━━━ INFORMATION SHOWN

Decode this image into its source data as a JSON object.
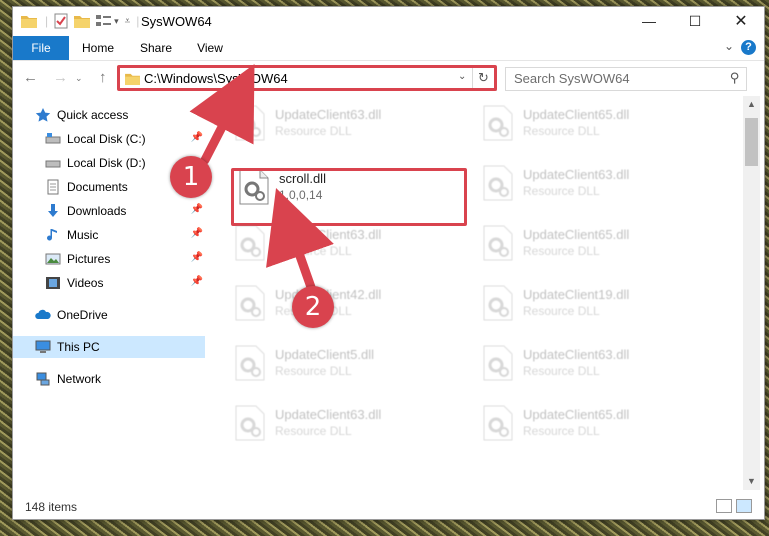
{
  "window": {
    "title": "SysWOW64"
  },
  "ribbon": {
    "file": "File",
    "home": "Home",
    "share": "Share",
    "view": "View",
    "help": "?"
  },
  "address": {
    "path": "C:\\Windows\\SysWOW64"
  },
  "search": {
    "placeholder": "Search SysWOW64"
  },
  "sidebar": {
    "items": [
      {
        "label": "Quick access"
      },
      {
        "label": "Local Disk (C:)"
      },
      {
        "label": "Local Disk (D:)"
      },
      {
        "label": "Documents"
      },
      {
        "label": "Downloads"
      },
      {
        "label": "Music"
      },
      {
        "label": "Pictures"
      },
      {
        "label": "Videos"
      },
      {
        "label": "OneDrive"
      },
      {
        "label": "This PC"
      },
      {
        "label": "Network"
      }
    ]
  },
  "files": {
    "left": [
      {
        "name": "UpdateClient63.dll",
        "sub": "Resource DLL"
      },
      {
        "name": "scroll.dll",
        "sub": "1,0,0,14"
      },
      {
        "name": "UpdateClient63.dll",
        "sub": "Resource DLL"
      },
      {
        "name": "UpdateClient42.dll",
        "sub": "Resource DLL"
      },
      {
        "name": "UpdateClient5.dll",
        "sub": "Resource DLL"
      },
      {
        "name": "UpdateClient63.dll",
        "sub": "Resource DLL"
      }
    ],
    "right": [
      {
        "name": "UpdateClient65.dll",
        "sub": "Resource DLL"
      },
      {
        "name": "UpdateClient63.dll",
        "sub": "Resource DLL"
      },
      {
        "name": "UpdateClient65.dll",
        "sub": "Resource DLL"
      },
      {
        "name": "UpdateClient19.dll",
        "sub": "Resource DLL"
      },
      {
        "name": "UpdateClient63.dll",
        "sub": "Resource DLL"
      },
      {
        "name": "UpdateClient65.dll",
        "sub": "Resource DLL"
      }
    ]
  },
  "status": {
    "count": "148 items"
  },
  "annotations": {
    "step1": "1",
    "step2": "2"
  },
  "colors": {
    "accent": "#1979ca",
    "highlight": "#d9434e",
    "selected": "#cce8ff"
  }
}
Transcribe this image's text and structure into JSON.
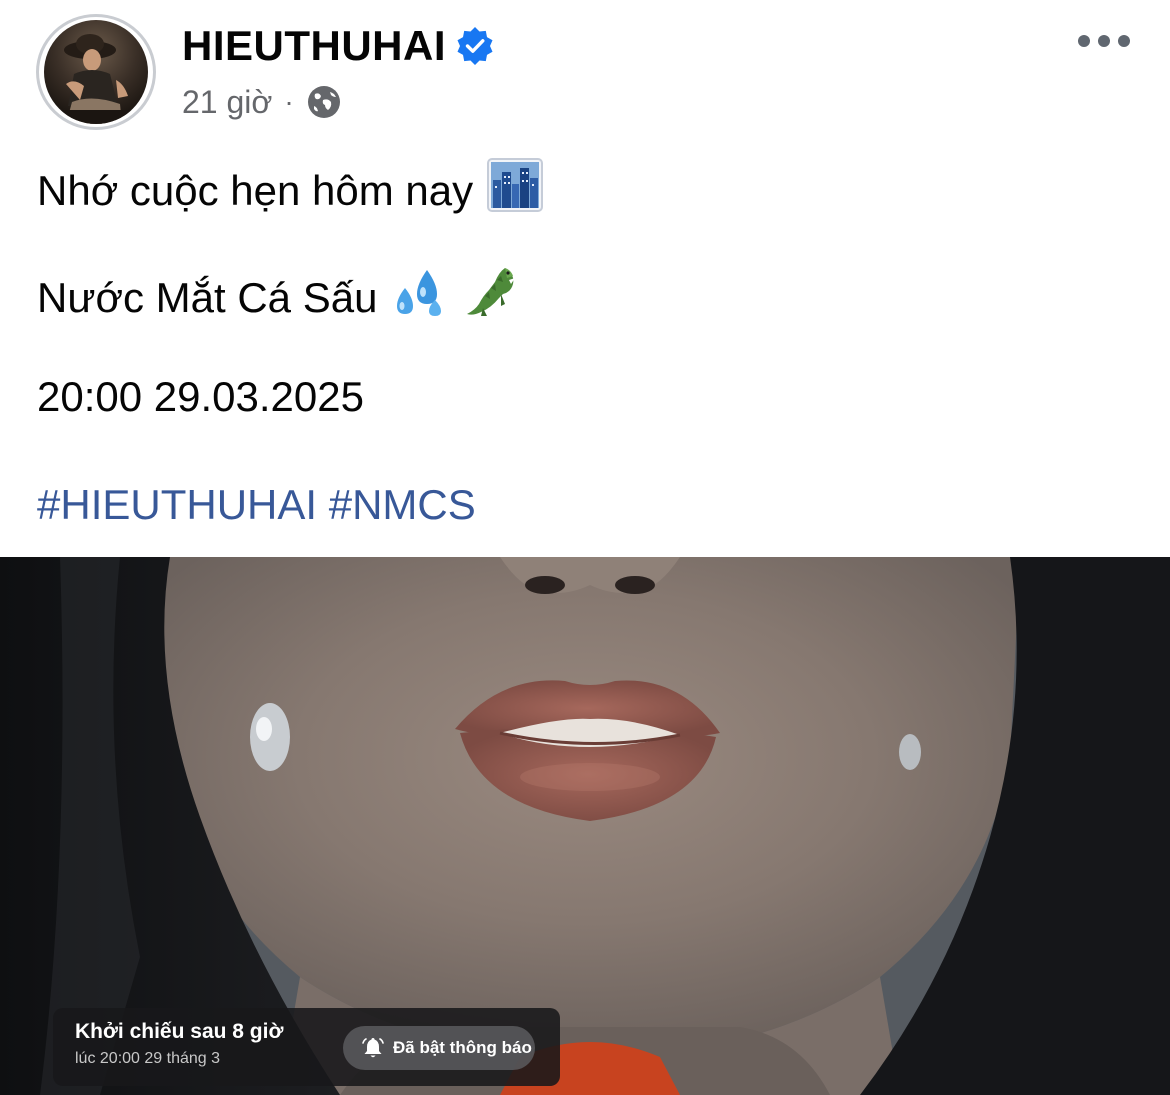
{
  "post": {
    "author": "HIEUTHUHAI",
    "time": "21 giờ",
    "separator": "·",
    "audience_icon": "globe-icon",
    "verified_icon": "verified-badge-icon",
    "more_icon": "more-options-icon",
    "lines": [
      "Nhớ cuộc hẹn hôm nay",
      "Nước Mắt Cá Sấu",
      "20:00 29.03.2025"
    ],
    "emojis": {
      "line1": "🌆",
      "line2_a": "💦",
      "line2_b": "🐊"
    },
    "hashtags": [
      "#HIEUTHUHAI",
      "#NMCS"
    ]
  },
  "premiere": {
    "title": "Khởi chiếu sau 8 giờ",
    "subtitle": "lúc 20:00 29 tháng 3",
    "notify_label": "Đã bật thông báo",
    "notify_icon": "bell-icon"
  },
  "colors": {
    "hashtag": "#385898",
    "verified": "#1877f2",
    "meta_text": "#65676b"
  }
}
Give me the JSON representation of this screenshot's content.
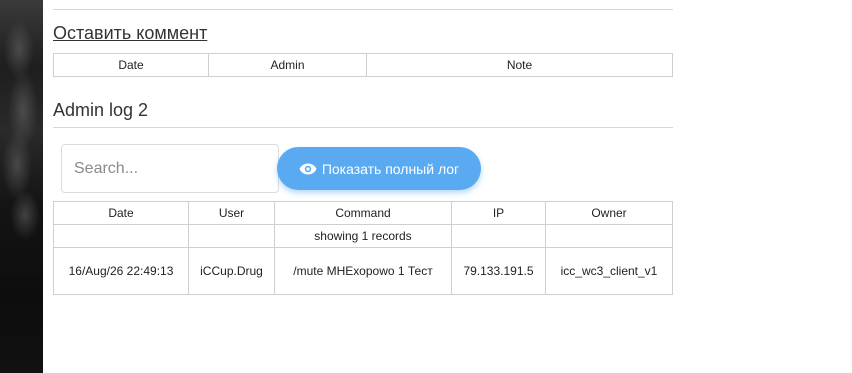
{
  "comment_section": {
    "link_label": "Оставить коммент",
    "columns": [
      "Date",
      "Admin",
      "Note"
    ]
  },
  "admin_log": {
    "title": "Admin log 2",
    "search": {
      "placeholder": "Search...",
      "value": ""
    },
    "show_full_log_button": {
      "label": "Показать полный лог",
      "icon": "eye-icon",
      "color": "#5aaaf2"
    },
    "columns": [
      "Date",
      "User",
      "Command",
      "IP",
      "Owner"
    ],
    "records_text": "showing 1 records",
    "rows": [
      {
        "date": "16/Aug/26 22:49:13",
        "user": "iCCup.Drug",
        "command": "/mute МНЕхоpowo 1 Тест",
        "ip": "79.133.191.5",
        "owner": "icc_wc3_client_v1"
      }
    ]
  }
}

━━━━━━

From the records above, copy every line that holds the word "placeholder".

- RESPONSE FOR THIS EXERCISE:
    "placeholder": "Search SysWOW64"
      "placeholder": "Search...",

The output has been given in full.